■ Exercise: Output every record below exactly as it appears.

■ Data rows:

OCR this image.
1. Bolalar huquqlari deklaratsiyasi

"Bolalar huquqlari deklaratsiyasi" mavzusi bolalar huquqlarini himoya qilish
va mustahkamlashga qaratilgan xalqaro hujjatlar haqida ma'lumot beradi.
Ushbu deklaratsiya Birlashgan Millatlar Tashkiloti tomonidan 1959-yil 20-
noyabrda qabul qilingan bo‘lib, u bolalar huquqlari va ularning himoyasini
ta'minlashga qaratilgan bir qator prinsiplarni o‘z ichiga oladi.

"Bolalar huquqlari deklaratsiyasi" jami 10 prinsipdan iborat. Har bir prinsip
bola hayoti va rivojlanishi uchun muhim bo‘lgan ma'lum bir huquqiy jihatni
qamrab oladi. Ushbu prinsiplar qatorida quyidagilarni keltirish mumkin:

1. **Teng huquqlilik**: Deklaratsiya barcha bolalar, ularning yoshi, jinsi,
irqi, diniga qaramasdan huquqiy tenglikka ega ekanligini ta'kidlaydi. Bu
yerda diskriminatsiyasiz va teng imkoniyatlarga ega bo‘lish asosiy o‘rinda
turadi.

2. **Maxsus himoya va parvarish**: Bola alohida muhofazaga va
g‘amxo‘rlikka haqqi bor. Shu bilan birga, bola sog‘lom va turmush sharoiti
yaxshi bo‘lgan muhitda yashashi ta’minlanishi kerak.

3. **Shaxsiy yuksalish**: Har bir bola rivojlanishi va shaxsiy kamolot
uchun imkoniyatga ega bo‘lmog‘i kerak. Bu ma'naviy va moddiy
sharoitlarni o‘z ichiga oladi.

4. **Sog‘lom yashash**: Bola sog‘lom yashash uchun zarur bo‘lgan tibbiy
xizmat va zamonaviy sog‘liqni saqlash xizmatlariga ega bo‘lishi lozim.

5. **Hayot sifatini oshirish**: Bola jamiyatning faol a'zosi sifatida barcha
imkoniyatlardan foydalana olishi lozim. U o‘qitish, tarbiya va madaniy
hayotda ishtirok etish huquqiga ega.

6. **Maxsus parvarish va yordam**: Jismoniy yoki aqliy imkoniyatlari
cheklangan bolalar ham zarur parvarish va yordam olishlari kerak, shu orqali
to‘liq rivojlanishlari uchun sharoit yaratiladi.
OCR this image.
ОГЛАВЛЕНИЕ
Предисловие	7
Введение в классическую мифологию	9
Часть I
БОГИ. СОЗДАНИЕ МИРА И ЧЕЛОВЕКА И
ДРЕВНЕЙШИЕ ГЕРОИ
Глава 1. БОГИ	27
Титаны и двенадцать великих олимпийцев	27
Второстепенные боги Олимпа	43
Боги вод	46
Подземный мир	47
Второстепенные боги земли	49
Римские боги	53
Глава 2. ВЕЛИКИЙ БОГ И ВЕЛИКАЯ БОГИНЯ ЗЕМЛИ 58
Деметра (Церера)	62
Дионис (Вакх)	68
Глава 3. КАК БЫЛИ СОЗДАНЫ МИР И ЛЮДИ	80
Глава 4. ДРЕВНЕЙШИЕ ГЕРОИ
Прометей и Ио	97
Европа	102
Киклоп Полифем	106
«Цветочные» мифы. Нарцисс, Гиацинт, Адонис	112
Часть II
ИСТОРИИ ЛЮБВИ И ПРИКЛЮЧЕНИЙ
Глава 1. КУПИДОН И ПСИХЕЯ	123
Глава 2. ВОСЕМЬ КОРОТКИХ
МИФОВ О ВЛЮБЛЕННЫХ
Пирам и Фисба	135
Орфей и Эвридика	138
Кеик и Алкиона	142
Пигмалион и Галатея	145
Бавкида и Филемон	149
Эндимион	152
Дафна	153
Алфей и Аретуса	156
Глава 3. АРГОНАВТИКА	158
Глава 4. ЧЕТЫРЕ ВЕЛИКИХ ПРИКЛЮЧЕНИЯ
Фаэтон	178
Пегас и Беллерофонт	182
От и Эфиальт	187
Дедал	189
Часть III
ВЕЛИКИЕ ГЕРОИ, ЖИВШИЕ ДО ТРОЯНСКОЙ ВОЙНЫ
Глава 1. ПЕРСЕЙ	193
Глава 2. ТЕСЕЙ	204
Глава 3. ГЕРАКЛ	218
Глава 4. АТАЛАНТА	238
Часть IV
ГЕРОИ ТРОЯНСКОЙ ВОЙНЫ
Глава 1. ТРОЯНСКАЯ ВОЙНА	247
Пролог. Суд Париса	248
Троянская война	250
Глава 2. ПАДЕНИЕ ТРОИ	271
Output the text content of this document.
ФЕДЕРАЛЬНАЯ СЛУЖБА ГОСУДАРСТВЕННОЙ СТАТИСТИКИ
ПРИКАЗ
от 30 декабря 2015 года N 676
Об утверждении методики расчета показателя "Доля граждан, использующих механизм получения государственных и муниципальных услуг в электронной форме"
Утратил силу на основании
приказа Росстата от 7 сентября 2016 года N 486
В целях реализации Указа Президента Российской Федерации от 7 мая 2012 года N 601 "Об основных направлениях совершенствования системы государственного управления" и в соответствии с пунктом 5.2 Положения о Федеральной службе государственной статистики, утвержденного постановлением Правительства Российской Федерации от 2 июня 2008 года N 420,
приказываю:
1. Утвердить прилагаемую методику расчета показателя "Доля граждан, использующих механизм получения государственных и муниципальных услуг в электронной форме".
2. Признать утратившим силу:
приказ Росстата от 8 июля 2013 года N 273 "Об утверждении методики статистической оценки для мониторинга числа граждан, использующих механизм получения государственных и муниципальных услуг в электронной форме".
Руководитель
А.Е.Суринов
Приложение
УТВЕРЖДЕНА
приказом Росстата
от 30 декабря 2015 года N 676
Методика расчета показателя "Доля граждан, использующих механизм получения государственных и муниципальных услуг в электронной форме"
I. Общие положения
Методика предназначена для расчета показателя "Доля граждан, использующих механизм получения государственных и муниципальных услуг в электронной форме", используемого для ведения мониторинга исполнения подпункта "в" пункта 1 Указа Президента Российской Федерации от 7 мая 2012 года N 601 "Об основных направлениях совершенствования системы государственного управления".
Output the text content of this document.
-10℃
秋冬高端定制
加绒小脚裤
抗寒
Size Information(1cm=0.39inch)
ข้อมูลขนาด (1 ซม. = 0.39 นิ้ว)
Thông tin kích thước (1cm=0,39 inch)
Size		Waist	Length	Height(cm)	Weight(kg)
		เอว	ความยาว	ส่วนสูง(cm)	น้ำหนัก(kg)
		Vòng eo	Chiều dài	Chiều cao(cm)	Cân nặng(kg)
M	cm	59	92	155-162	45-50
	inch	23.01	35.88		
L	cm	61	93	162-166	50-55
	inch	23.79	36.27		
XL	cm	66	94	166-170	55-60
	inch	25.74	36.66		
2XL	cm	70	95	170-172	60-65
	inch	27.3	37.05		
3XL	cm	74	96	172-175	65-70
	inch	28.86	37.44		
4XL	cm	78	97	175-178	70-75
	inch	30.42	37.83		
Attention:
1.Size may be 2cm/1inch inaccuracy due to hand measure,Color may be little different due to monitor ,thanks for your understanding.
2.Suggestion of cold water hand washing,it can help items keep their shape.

■ Final result:
OCR this image.
1. Bolalar huquqlari deklaratsiyasi

"Bolalar huquqlari deklaratsiyasi" mavzusi bolalar huquqlarini himoya qilish
va mustahkamlashga qaratilgan xalqaro hujjatlar haqida ma'lumot beradi.
Ushbu deklaratsiya Birlashgan Millatlar Tashkiloti tomonidan 1959-yil 20-
noyabrda qabul qilingan bo‘lib, u bolalar huquqlari va ularning himoyasini
ta'minlashga qaratilgan bir qator prinsiplarni o‘z ichiga oladi.

"Bolalar huquqlari deklaratsiyasi" jami 10 prinsipdan iborat. Har bir prinsip
bola hayoti va rivojlanishi uchun muhim bo‘lgan ma'lum bir huquqiy jihatni
qamrab oladi. Ushbu prinsiplar qatorida quyidagilarni keltirish mumkin:

1. **Teng huquqlilik**: Deklaratsiya barcha bolalar, ularning yoshi, jinsi,
irqi, diniga qaramasdan huquqiy tenglikka ega ekanligini ta'kidlaydi. Bu
yerda diskriminatsiyasiz va teng imkoniyatlarga ega bo‘lish asosiy o‘rinda
turadi.

2. **Maxsus himoya va parvarish**: Bola alohida muhofazaga va
g‘amxo‘rlikka haqqi bor. Shu bilan birga, bola sog‘lom va turmush sharoiti
yaxshi bo‘lgan muhitda yashashi ta’minlanishi kerak.

3. **Shaxsiy yuksalish**: Har bir bola rivojlanishi va shaxsiy kamolot
uchun imkoniyatga ega bo‘lmog‘i kerak. Bu ma'naviy va moddiy
sharoitlarni o‘z ichiga oladi.

4. **Sog‘lom yashash**: Bola sog‘lom yashash uchun zarur bo‘lgan tibbiy
xizmat va zamonaviy sog‘liqni saqlash xizmatlariga ega bo‘lishi lozim.

5. **Hayot sifatini oshirish**: Bola jamiyatning faol a'zosi sifatida barcha
imkoniyatlardan foydalana olishi lozim. U o‘qitish, tarbiya va madaniy
hayotda ishtirok etish huquqiga ega.

6. **Maxsus parvarish va yordam**: Jismoniy yoki aqliy imkoniyatlari
cheklangan bolalar ham zarur parvarish va yordam olishlari kerak, shu orqali
to‘liq rivojlanishlari uchun sharoit yaratiladi.
OCR this image.
ОГЛАВЛЕНИЕ
Предисловие	7
Введение в классическую мифологию	9
Часть I
БОГИ. СОЗДАНИЕ МИРА И ЧЕЛОВЕКА И
ДРЕВНЕЙШИЕ ГЕРОИ
Глава 1. БОГИ	27
Титаны и двенадцать великих олимпийцев	27
Второстепенные боги Олимпа	43
Боги вод	46
Подземный мир	47
Второстепенные боги земли	49
Римские боги	53
Глава 2. ВЕЛИКИЙ БОГ И ВЕЛИКАЯ БОГИНЯ ЗЕМЛИ 58
Деметра (Церера)	62
Дионис (Вакх)	68
Глава 3. КАК БЫЛИ СОЗДАНЫ МИР И ЛЮДИ	80
Глава 4. ДРЕВНЕЙШИЕ ГЕРОИ
Прометей и Ио	97
Европа	102
Киклоп Полифем	106
«Цветочные» мифы. Нарцисс, Гиацинт, Адонис	112
Часть II
ИСТОРИИ ЛЮБВИ И ПРИКЛЮЧЕНИЙ
Глава 1. КУПИДОН И ПСИХЕЯ	123
Глава 2. ВОСЕМЬ КОРОТКИХ
МИФОВ О ВЛЮБЛЕННЫХ
Пирам и Фисба	135
Орфей и Эвридика	138
Кеик и Алкиона	142
Пигмалион и Галатея	145
Бавкида и Филемон	149
Эндимион	152
Дафна	153
Алфей и Аретуса	156
Глава 3. АРГОНАВТИКА	158
Глава 4. ЧЕТЫРЕ ВЕЛИКИХ ПРИКЛЮЧЕНИЯ
Фаэтон	178
Пегас и Беллерофонт	182
От и Эфиальт	187
Дедал	189
Часть III
ВЕЛИКИЕ ГЕРОИ, ЖИВШИЕ ДО ТРОЯНСКОЙ ВОЙНЫ
Глава 1. ПЕРСЕЙ	193
Глава 2. ТЕСЕЙ	204
Глава 3. ГЕРАКЛ	218
Глава 4. АТАЛАНТА	238
Часть IV
ГЕРОИ ТРОЯНСКОЙ ВОЙНЫ
Глава 1. ТРОЯНСКАЯ ВОЙНА	247
Пролог. Суд Париса	248
Троянская война	250
Глава 2. ПАДЕНИЕ ТРОИ	271
Output the text content of this document.
ФЕДЕРАЛЬНАЯ СЛУЖБА ГОСУДАРСТВЕННОЙ СТАТИСТИКИ
ПРИКАЗ
от 30 декабря 2015 года N 676
Об утверждении методики расчета показателя "Доля граждан, использующих механизм получения государственных и муниципальных услуг в электронной форме"
Утратил силу на основании
приказа Росстата от 7 сентября 2016 года N 486
В целях реализации Указа Президента Российской Федерации от 7 мая 2012 года N 601 "Об основных направлениях совершенствования системы государственного управления" и в соответствии с пунктом 5.2 Положения о Федеральной службе государственной статистики, утвержденного постановлением Правительства Российской Федерации от 2 июня 2008 года N 420,
приказываю:
1. Утвердить прилагаемую методику расчета показателя "Доля граждан, использующих механизм получения государственных и муниципальных услуг в электронной форме".
2. Признать утратившим силу:
приказ Росстата от 8 июля 2013 года N 273 "Об утверждении методики статистической оценки для мониторинга числа граждан, использующих механизм получения государственных и муниципальных услуг в электронной форме".
Руководитель
А.Е.Суринов
Приложение
УТВЕРЖДЕНА
приказом Росстата
от 30 декабря 2015 года N 676
Методика расчета показателя "Доля граждан, использующих механизм получения государственных и муниципальных услуг в электронной форме"
I. Общие положения
Методика предназначена для расчета показателя "Доля граждан, использующих механизм получения государственных и муниципальных услуг в электронной форме", используемого для ведения мониторинга исполнения подпункта "в" пункта 1 Указа Президента Российской Федерации от 7 мая 2012 года N 601 "Об основных направлениях совершенствования системы государственного управления".
Output the text content of this document.
-10℃
秋冬高端定制
加绒小脚裤
抗寒
Size Information(1cm=0.39inch)
ข้อมูลขนาด (1 ซม. = 0.39 นิ้ว)
Thông tin kích thước (1cm=0,39 inch)
Size		Waist	Length	Height(cm)	Weight(kg)
		เอว	ความยาว	ส่วนสูง(cm)	น้ำหนัก(kg)
		Vòng eo	Chiều dài	Chiều cao(cm)	Cân nặng(kg)
M	cm	59	92	155-162	45-50
	inch	23.01	35.88		
L	cm	61	93	162-166	50-55
	inch	23.79	36.27		
XL	cm	66	94	166-170	55-60
	inch	25.74	36.66		
2XL	cm	70	95	170-172	60-65
	inch	27.3	37.05		
3XL	cm	74	96	172-175	65-70
	inch	28.86	37.44		
4XL	cm	78	97	175-178	70-75
	inch	30.42	37.83		
Attention:
1.Size may be 2cm/1inch inaccuracy due to hand measure,Color may be little different due to monitor ,thanks for your understanding.
2.Suggestion of cold water hand washing,it can help items keep their shape.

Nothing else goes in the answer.